→ **EXERCISE OBJECTIVE**: Gather the lines from the material that contain "this".

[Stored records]
--------------------------------------------------

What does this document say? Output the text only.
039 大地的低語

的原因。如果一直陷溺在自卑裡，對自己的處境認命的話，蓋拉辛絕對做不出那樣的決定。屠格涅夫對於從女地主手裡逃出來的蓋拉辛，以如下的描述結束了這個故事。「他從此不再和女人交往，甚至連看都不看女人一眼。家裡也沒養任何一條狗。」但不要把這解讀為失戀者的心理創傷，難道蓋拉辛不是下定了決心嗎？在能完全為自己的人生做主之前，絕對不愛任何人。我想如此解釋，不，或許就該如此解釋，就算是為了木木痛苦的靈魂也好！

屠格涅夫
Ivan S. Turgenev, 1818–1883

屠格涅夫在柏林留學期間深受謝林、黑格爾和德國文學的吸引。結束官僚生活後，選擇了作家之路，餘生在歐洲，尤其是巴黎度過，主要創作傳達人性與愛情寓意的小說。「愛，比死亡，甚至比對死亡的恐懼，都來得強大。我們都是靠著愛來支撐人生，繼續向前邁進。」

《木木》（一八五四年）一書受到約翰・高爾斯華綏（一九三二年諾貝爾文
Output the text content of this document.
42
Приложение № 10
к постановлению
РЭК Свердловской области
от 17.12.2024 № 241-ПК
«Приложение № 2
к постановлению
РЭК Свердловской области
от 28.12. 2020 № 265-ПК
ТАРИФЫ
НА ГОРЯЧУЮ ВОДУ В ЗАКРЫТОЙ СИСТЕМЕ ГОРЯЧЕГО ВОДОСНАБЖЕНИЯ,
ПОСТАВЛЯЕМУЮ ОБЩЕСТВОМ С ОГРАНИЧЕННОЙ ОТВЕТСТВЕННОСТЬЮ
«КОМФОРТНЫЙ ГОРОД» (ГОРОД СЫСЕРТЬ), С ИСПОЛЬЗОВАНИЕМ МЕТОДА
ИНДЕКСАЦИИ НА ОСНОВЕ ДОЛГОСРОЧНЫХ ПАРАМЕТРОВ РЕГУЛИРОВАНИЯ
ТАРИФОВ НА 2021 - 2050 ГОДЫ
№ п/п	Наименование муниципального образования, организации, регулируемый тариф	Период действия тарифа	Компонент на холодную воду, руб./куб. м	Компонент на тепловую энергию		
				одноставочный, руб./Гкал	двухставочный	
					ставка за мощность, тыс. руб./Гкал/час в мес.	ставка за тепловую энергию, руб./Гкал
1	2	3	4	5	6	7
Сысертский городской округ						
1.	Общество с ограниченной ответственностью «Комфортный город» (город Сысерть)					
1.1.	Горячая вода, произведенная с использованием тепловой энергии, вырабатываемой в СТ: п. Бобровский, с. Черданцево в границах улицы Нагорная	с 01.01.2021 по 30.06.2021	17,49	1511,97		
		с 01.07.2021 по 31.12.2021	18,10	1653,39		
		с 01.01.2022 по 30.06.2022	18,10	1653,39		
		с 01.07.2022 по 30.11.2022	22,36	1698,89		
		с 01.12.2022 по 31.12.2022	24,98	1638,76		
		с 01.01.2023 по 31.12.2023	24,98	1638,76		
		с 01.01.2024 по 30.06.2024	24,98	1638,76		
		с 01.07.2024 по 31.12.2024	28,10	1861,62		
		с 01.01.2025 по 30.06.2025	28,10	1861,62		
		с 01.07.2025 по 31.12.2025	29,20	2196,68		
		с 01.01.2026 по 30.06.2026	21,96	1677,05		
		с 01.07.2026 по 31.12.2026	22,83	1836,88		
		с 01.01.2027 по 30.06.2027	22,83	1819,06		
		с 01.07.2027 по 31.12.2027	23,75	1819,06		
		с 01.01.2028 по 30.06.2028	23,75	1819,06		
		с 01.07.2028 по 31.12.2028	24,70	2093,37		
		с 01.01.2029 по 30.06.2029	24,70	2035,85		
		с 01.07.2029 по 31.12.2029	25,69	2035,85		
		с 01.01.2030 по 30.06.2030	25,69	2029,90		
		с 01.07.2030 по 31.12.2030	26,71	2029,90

--------------------------------------------------

→ **WRITTEN ANSWER**:
What does this document say? Output the text only.
Output the text content of this document.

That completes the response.